REQUEST:
Write out, unchanged, the stretch of lines from the one containing "Detect and localize" through the one containing "- y-tick-label: 1.5: [37, 275, 61, 294]", and nothing else.

Spatial annotation records
____

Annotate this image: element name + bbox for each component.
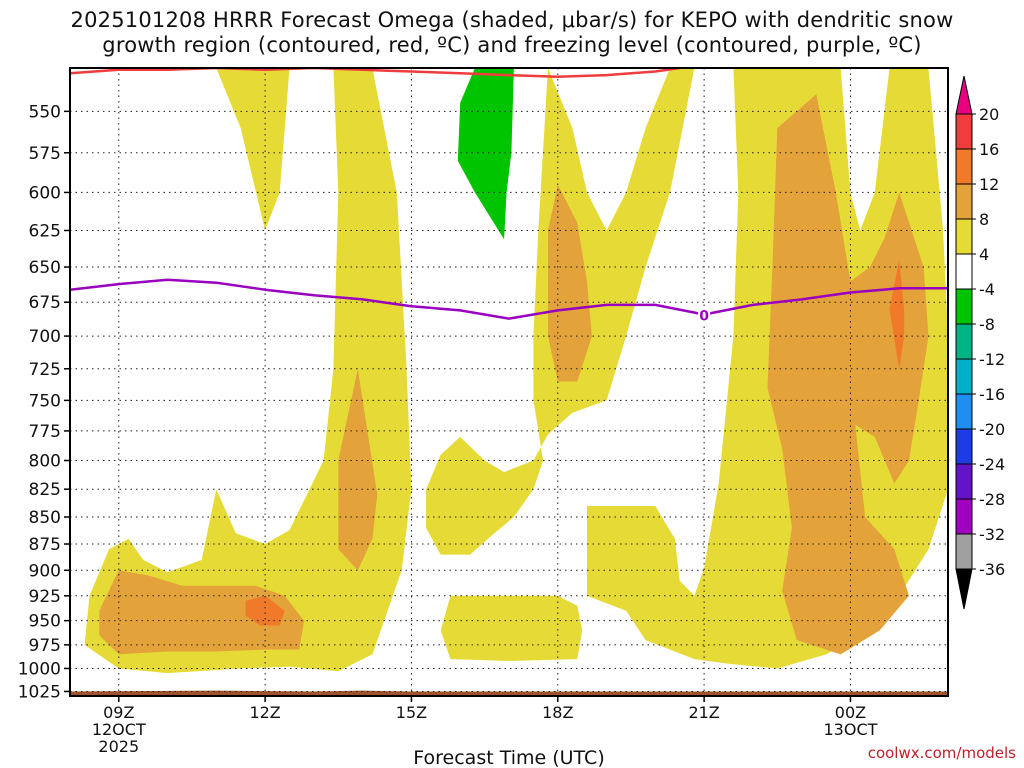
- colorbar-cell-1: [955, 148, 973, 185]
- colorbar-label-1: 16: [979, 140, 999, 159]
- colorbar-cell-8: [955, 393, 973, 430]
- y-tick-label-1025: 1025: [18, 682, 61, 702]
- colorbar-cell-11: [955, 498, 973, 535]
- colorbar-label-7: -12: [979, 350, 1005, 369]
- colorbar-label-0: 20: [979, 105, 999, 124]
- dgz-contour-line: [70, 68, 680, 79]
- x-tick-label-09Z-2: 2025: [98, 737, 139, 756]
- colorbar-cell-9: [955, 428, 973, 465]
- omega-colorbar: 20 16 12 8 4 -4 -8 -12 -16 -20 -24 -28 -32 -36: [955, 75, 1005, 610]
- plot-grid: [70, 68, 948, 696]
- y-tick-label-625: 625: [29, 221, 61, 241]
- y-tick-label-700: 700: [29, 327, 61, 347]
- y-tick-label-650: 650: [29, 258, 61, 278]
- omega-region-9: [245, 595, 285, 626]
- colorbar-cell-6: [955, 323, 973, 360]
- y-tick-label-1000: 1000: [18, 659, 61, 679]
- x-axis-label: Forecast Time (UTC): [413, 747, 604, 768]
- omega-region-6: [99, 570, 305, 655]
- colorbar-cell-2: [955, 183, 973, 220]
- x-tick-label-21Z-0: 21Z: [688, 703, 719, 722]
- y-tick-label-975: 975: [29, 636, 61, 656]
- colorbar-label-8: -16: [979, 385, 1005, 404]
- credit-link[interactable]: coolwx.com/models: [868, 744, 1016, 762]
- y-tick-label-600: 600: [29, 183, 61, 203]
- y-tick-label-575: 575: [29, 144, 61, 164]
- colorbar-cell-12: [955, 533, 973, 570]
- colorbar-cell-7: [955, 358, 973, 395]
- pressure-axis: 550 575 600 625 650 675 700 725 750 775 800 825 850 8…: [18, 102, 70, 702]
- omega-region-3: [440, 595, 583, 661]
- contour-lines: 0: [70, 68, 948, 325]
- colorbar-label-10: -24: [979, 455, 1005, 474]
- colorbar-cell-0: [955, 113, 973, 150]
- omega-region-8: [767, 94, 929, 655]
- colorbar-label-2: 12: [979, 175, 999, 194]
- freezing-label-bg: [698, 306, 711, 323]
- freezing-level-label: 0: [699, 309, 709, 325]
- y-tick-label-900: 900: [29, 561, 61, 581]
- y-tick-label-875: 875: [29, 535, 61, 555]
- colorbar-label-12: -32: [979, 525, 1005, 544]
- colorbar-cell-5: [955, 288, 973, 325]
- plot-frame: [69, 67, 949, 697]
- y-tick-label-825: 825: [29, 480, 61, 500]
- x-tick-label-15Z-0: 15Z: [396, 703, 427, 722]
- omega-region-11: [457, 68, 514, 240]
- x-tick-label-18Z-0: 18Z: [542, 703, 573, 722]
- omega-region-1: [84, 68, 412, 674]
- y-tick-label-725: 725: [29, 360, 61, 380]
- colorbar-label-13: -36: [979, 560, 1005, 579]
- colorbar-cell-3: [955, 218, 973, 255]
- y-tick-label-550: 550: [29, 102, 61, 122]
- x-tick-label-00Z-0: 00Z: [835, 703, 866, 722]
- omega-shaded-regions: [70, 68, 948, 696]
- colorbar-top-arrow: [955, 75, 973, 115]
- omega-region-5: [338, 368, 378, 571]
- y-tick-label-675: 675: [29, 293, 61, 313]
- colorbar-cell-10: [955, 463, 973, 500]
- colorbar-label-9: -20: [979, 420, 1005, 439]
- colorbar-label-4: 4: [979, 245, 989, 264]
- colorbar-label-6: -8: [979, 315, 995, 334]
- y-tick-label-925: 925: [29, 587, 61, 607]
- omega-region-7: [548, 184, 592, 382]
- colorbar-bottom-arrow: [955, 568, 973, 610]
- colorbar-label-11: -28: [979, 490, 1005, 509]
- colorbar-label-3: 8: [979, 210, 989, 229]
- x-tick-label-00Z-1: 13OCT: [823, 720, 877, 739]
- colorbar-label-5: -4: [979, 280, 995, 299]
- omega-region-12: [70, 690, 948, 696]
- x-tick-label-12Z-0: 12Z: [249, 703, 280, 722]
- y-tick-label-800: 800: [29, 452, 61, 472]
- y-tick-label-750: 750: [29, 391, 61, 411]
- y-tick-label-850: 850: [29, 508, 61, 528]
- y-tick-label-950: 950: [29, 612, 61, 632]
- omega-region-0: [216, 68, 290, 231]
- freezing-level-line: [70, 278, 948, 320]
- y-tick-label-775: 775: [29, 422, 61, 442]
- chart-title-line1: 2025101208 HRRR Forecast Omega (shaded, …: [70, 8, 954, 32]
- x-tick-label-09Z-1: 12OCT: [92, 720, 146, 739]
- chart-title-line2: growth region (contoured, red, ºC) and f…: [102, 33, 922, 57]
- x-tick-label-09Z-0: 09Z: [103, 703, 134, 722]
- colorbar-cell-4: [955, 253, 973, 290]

____

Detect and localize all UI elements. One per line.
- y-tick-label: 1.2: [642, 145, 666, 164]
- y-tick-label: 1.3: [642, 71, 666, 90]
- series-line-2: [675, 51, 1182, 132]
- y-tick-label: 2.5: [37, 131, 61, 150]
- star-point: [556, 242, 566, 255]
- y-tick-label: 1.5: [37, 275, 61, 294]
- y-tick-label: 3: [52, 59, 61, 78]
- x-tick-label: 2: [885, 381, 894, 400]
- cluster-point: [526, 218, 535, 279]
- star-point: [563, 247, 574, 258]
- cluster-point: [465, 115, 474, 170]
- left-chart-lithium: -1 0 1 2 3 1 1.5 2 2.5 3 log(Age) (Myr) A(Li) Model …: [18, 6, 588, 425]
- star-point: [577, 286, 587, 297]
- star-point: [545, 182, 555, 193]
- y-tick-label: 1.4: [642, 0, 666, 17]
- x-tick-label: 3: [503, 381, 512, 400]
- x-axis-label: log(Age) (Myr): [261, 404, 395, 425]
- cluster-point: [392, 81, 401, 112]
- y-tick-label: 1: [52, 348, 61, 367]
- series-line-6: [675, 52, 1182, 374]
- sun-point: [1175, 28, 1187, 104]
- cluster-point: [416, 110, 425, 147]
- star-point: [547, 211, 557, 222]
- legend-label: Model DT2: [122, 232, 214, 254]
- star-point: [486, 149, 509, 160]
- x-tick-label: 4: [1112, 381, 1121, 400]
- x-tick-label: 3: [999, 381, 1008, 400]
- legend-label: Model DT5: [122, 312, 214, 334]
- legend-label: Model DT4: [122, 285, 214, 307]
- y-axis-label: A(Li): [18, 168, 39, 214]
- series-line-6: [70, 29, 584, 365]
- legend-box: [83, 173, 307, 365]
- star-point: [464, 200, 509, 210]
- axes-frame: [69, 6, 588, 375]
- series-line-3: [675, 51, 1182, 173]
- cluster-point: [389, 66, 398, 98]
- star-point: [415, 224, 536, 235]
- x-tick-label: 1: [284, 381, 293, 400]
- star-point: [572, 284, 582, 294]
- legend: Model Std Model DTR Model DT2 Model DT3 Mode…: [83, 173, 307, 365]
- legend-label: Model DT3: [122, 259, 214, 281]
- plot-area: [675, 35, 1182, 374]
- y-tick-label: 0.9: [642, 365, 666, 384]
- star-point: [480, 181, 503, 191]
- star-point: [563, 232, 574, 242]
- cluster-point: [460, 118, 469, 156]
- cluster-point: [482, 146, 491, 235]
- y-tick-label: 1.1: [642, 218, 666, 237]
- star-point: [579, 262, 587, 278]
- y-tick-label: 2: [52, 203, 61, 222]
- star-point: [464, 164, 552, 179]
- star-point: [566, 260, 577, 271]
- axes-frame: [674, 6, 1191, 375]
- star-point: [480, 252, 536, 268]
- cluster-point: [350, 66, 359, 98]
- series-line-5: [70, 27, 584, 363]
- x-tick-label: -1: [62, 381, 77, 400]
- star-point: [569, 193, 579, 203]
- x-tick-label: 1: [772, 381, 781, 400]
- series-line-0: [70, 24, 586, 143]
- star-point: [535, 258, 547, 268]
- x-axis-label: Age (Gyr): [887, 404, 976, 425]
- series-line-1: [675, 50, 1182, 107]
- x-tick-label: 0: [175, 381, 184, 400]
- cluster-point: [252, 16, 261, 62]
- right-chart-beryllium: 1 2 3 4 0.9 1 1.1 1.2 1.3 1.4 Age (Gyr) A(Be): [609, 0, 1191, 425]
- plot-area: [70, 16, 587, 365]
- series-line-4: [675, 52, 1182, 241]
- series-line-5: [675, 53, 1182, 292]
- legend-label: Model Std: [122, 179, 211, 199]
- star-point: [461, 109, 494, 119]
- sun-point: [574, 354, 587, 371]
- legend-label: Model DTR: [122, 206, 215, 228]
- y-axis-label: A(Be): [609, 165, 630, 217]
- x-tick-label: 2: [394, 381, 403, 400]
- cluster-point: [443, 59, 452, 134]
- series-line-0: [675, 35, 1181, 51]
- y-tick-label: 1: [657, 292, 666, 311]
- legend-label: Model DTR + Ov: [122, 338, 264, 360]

____

COMPLETED TASK:
Detect and localize all UI elements. One per line.
- y-tick-label: 1.2: [642, 145, 666, 164]
- y-tick-label: 1.3: [642, 71, 666, 90]
- series-line-2: [675, 51, 1182, 132]
- y-tick-label: 2.5: [37, 131, 61, 150]
- star-point: [556, 242, 566, 255]
- y-tick-label: 1.5: [37, 275, 61, 294]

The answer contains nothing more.